--- WHAT THIS TASK INVOLVES ---
Extract, from the listing that follows, each line containing the word "OECD".

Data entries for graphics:
———

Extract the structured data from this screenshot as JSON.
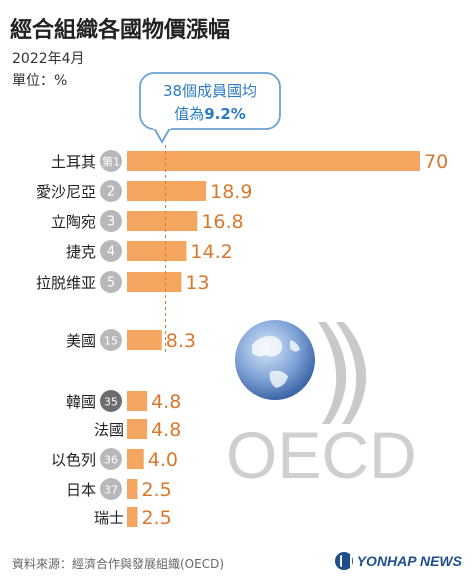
{
  "header": {
    "title": "經合組織各國物價漲幅",
    "date": "2022年4月",
    "unit": "單位：%"
  },
  "callout": {
    "line1": "38個成員國均",
    "line2_prefix": "值為",
    "line2_value": "9.2%"
  },
  "logo": {
    "text": "OECD"
  },
  "footer": {
    "source": "資料來源：經濟合作與發展組織(OECD)",
    "brand": "YONHAP NEWS"
  },
  "colors": {
    "bar": "#f4a55f",
    "value_text": "#d9782d",
    "badge_gray": "#b8b8b8",
    "badge_dark": "#6d6d6d",
    "avg_line": "#e07a2e",
    "callout_border": "#6aa0d8",
    "callout_text": "#2a7bc4",
    "logo": "#c8c8c8",
    "globe": "#5b86c5"
  },
  "chart_data": {
    "type": "bar",
    "orientation": "horizontal",
    "average": 9.2,
    "xlim": [
      0,
      70
    ],
    "rows": [
      {
        "label": "土耳其",
        "rank": "第1",
        "value": 70,
        "value_label": "70",
        "badge": "gray"
      },
      {
        "label": "愛沙尼亞",
        "rank": "2",
        "value": 18.9,
        "value_label": "18.9",
        "badge": "gray"
      },
      {
        "label": "立陶宛",
        "rank": "3",
        "value": 16.8,
        "value_label": "16.8",
        "badge": "gray"
      },
      {
        "label": "捷克",
        "rank": "4",
        "value": 14.2,
        "value_label": "14.2",
        "badge": "gray"
      },
      {
        "label": "拉脱维亚",
        "rank": "5",
        "value": 13,
        "value_label": "13",
        "badge": "gray"
      },
      {
        "label": "美國",
        "rank": "15",
        "value": 8.3,
        "value_label": "8.3",
        "badge": "gray"
      },
      {
        "label": "韓國",
        "rank": "35",
        "value": 4.8,
        "value_label": "4.8",
        "badge": "dark"
      },
      {
        "label": "法國",
        "rank": "",
        "value": 4.8,
        "value_label": "4.8",
        "badge": "none"
      },
      {
        "label": "以色列",
        "rank": "36",
        "value": 4.0,
        "value_label": "4.0",
        "badge": "gray"
      },
      {
        "label": "日本",
        "rank": "37",
        "value": 2.5,
        "value_label": "2.5",
        "badge": "gray"
      },
      {
        "label": "瑞士",
        "rank": "",
        "value": 2.5,
        "value_label": "2.5",
        "badge": "none"
      }
    ]
  }
}
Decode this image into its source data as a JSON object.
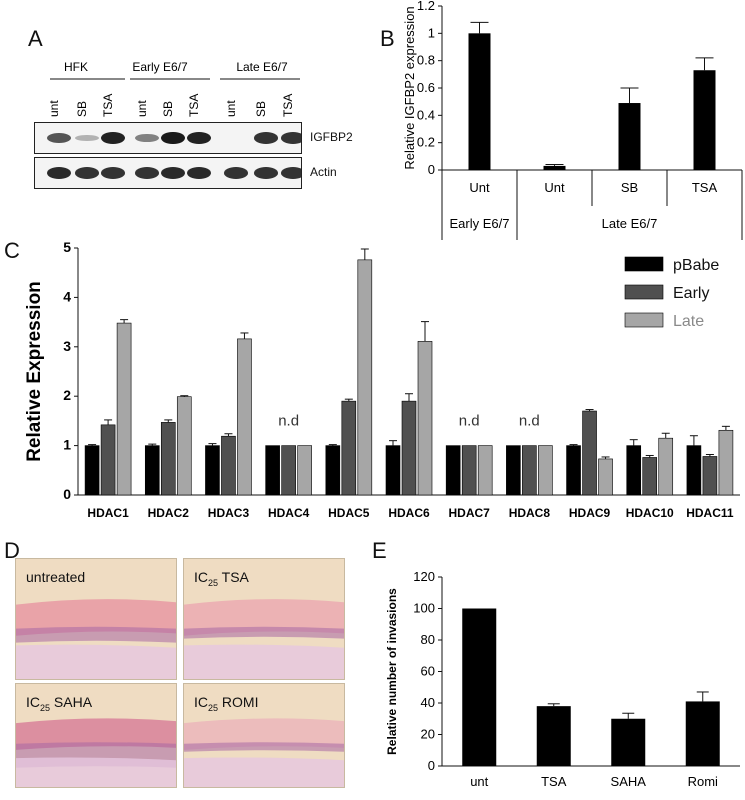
{
  "panels": {
    "A": "A",
    "B": "B",
    "C": "C",
    "D": "D",
    "E": "E"
  },
  "blot": {
    "groups": [
      "HFK",
      "Early E6/7",
      "Late E6/7"
    ],
    "lanes": [
      "unt",
      "SB",
      "TSA",
      "unt",
      "SB",
      "TSA",
      "unt",
      "SB",
      "TSA"
    ],
    "rows": [
      "IGFBP2",
      "Actin"
    ],
    "igfbp2_intensity": [
      0.6,
      0.05,
      0.9,
      0.35,
      0.95,
      0.9,
      0.0,
      0.8,
      0.8
    ],
    "actin_intensity": [
      0.85,
      0.8,
      0.8,
      0.8,
      0.85,
      0.85,
      0.8,
      0.8,
      0.8
    ]
  },
  "histology": [
    {
      "label": "untreated",
      "tone": "#e9a3a8"
    },
    {
      "label_main": "IC",
      "label_sub": "25",
      "label_rest": " TSA",
      "tone": "#ecb2b4"
    },
    {
      "label_main": "IC",
      "label_sub": "25",
      "label_rest": " SAHA",
      "tone": "#dc8fa0"
    },
    {
      "label_main": "IC",
      "label_sub": "25",
      "label_rest": " ROMI",
      "tone": "#ecbcbc"
    }
  ],
  "chart_data": [
    {
      "id": "B",
      "type": "bar",
      "categories": [
        "Unt",
        "Unt",
        "SB",
        "TSA"
      ],
      "groups": [
        {
          "label": "Early E6/7",
          "span": [
            0,
            1
          ]
        },
        {
          "label": "Late E6/7",
          "span": [
            1,
            4
          ]
        }
      ],
      "values": [
        1.0,
        0.03,
        0.49,
        0.73
      ],
      "errors": [
        0.08,
        0.01,
        0.11,
        0.09
      ],
      "ylabel": "Relative IGFBP2 expression",
      "ylim": [
        0,
        1.2
      ],
      "yticks": [
        "0",
        "0.2",
        "0.4",
        "0.6",
        "0.8",
        "1",
        "1.2"
      ],
      "ytick_values": [
        0,
        0.2,
        0.4,
        0.6,
        0.8,
        1.0,
        1.2
      ]
    },
    {
      "id": "C",
      "type": "bar",
      "categories": [
        "HDAC1",
        "HDAC2",
        "HDAC3",
        "HDAC4",
        "HDAC5",
        "HDAC6",
        "HDAC7",
        "HDAC8",
        "HDAC9",
        "HDAC10",
        "HDAC11"
      ],
      "series": [
        {
          "name": "pBabe",
          "color": "#000000",
          "values": [
            1,
            1,
            1,
            1,
            1,
            1,
            1,
            1,
            1,
            1,
            1
          ],
          "errors": [
            0.02,
            0.03,
            0.04,
            0,
            0.02,
            0.1,
            0,
            0,
            0.02,
            0.12,
            0.2
          ]
        },
        {
          "name": "Early",
          "color": "#505050",
          "values": [
            1.42,
            1.47,
            1.19,
            1,
            1.9,
            1.9,
            1,
            1,
            1.7,
            0.76,
            0.78
          ],
          "errors": [
            0.1,
            0.05,
            0.05,
            0,
            0.04,
            0.15,
            0,
            0,
            0.03,
            0.04,
            0.04
          ]
        },
        {
          "name": "Late",
          "color": "#a6a6a6",
          "values": [
            3.48,
            1.99,
            3.16,
            1,
            4.76,
            3.11,
            1,
            1,
            0.73,
            1.15,
            1.31
          ],
          "errors": [
            0.07,
            0.02,
            0.12,
            0,
            0.22,
            0.4,
            0,
            0,
            0.04,
            0.1,
            0.08
          ]
        }
      ],
      "annotations": [
        {
          "category": "HDAC4",
          "text": "n.d"
        },
        {
          "category": "HDAC7",
          "text": "n.d"
        },
        {
          "category": "HDAC8",
          "text": "n.d"
        }
      ],
      "ylabel": "Relative Expression",
      "ylim": [
        0,
        5
      ],
      "yticks": [
        "0",
        "1",
        "2",
        "3",
        "4",
        "5"
      ],
      "ytick_values": [
        0,
        1,
        2,
        3,
        4,
        5
      ],
      "legend": "top-right"
    },
    {
      "id": "E",
      "type": "bar",
      "categories": [
        "unt",
        "TSA",
        "SAHA",
        "Romi"
      ],
      "values": [
        100,
        38,
        30,
        41
      ],
      "errors": [
        0,
        1.5,
        3.5,
        6
      ],
      "ylabel": "Relative number of invasions",
      "ylim": [
        0,
        120
      ],
      "yticks": [
        "0",
        "20",
        "40",
        "60",
        "80",
        "100",
        "120"
      ],
      "ytick_values": [
        0,
        20,
        40,
        60,
        80,
        100,
        120
      ]
    }
  ]
}
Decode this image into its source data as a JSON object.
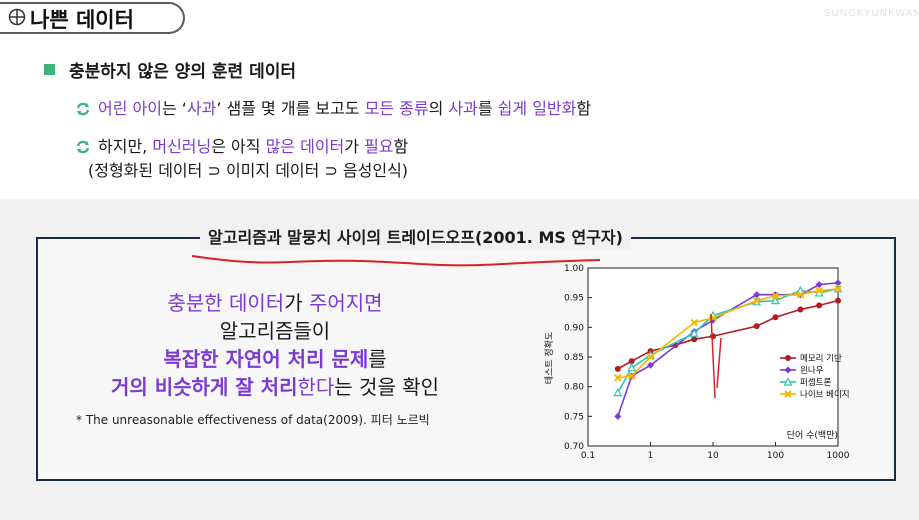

———

--- RESPONSE TO THE TASK ---
    "text": "OECD"
    "source": "資料來源：經濟合作與發展組織(OECD)",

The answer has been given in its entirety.